## EXERCISE DETAILS
Reproduce the listing below without any change.

## SUPPLIED MATERIAL
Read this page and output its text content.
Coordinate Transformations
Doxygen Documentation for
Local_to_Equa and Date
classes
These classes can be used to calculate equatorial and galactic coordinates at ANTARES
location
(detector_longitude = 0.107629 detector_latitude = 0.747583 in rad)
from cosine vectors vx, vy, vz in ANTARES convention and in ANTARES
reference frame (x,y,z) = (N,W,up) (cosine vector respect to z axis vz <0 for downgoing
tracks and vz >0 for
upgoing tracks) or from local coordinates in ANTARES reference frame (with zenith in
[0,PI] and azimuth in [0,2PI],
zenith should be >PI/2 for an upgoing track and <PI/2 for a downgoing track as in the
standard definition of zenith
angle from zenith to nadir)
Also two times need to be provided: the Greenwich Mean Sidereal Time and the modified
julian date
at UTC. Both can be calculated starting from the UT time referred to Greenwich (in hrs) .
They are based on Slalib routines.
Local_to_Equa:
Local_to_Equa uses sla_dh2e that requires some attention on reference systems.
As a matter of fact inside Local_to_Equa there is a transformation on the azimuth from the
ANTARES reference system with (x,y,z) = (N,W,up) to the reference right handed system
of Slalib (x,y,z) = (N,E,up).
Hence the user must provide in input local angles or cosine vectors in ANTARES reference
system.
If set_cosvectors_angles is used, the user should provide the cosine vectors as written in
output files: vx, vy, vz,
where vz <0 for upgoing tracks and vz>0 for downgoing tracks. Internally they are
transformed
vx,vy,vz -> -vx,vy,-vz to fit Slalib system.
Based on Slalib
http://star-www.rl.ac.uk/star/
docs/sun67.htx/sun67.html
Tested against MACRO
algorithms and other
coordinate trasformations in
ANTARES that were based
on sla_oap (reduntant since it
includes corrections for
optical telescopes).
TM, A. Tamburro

## RESPONSE
Read this page and output its text content.
Coordinate Transformations
Doxygen Documentation for
Local_to_Equa and Date
classes
These classes can be used to calculate equatorial and galactic coordinates at ANTARES
location
(detector_longitude = 0.107629 detector_latitude = 0.747583 in rad)
from cosine vectors vx, vy, vz in ANTARES convention and in ANTARES
reference frame (x,y,z) = (N,W,up) (cosine vector respect to z axis vz <0 for downgoing
tracks and vz >0 for
upgoing tracks) or from local coordinates in ANTARES reference frame (with zenith in
[0,PI] and azimuth in [0,2PI],
zenith should be >PI/2 for an upgoing track and <PI/2 for a downgoing track as in the
standard definition of zenith
angle from zenith to nadir)
Also two times need to be provided: the Greenwich Mean Sidereal Time and the modified
julian date
at UTC. Both can be calculated starting from the UT time referred to Greenwich (in hrs) .
They are based on Slalib routines.
Local_to_Equa:
Local_to_Equa uses sla_dh2e that requires some attention on reference systems.
As a matter of fact inside Local_to_Equa there is a transformation on the azimuth from the
ANTARES reference system with (x,y,z) = (N,W,up) to the reference right handed system
of Slalib (x,y,z) = (N,E,up).
Hence the user must provide in input local angles or cosine vectors in ANTARES reference
system.
If set_cosvectors_angles is used, the user should provide the cosine vectors as written in
output files: vx, vy, vz,
where vz <0 for upgoing tracks and vz>0 for downgoing tracks. Internally they are
transformed
vx,vy,vz -> -vx,vy,-vz to fit Slalib system.
Based on Slalib
http://star-www.rl.ac.uk/star/
docs/sun67.htx/sun67.html
Tested against MACRO
algorithms and other
coordinate trasformations in
ANTARES that were based
on sla_oap (reduntant since it
includes corrections for
optical telescopes).
TM, A. Tamburro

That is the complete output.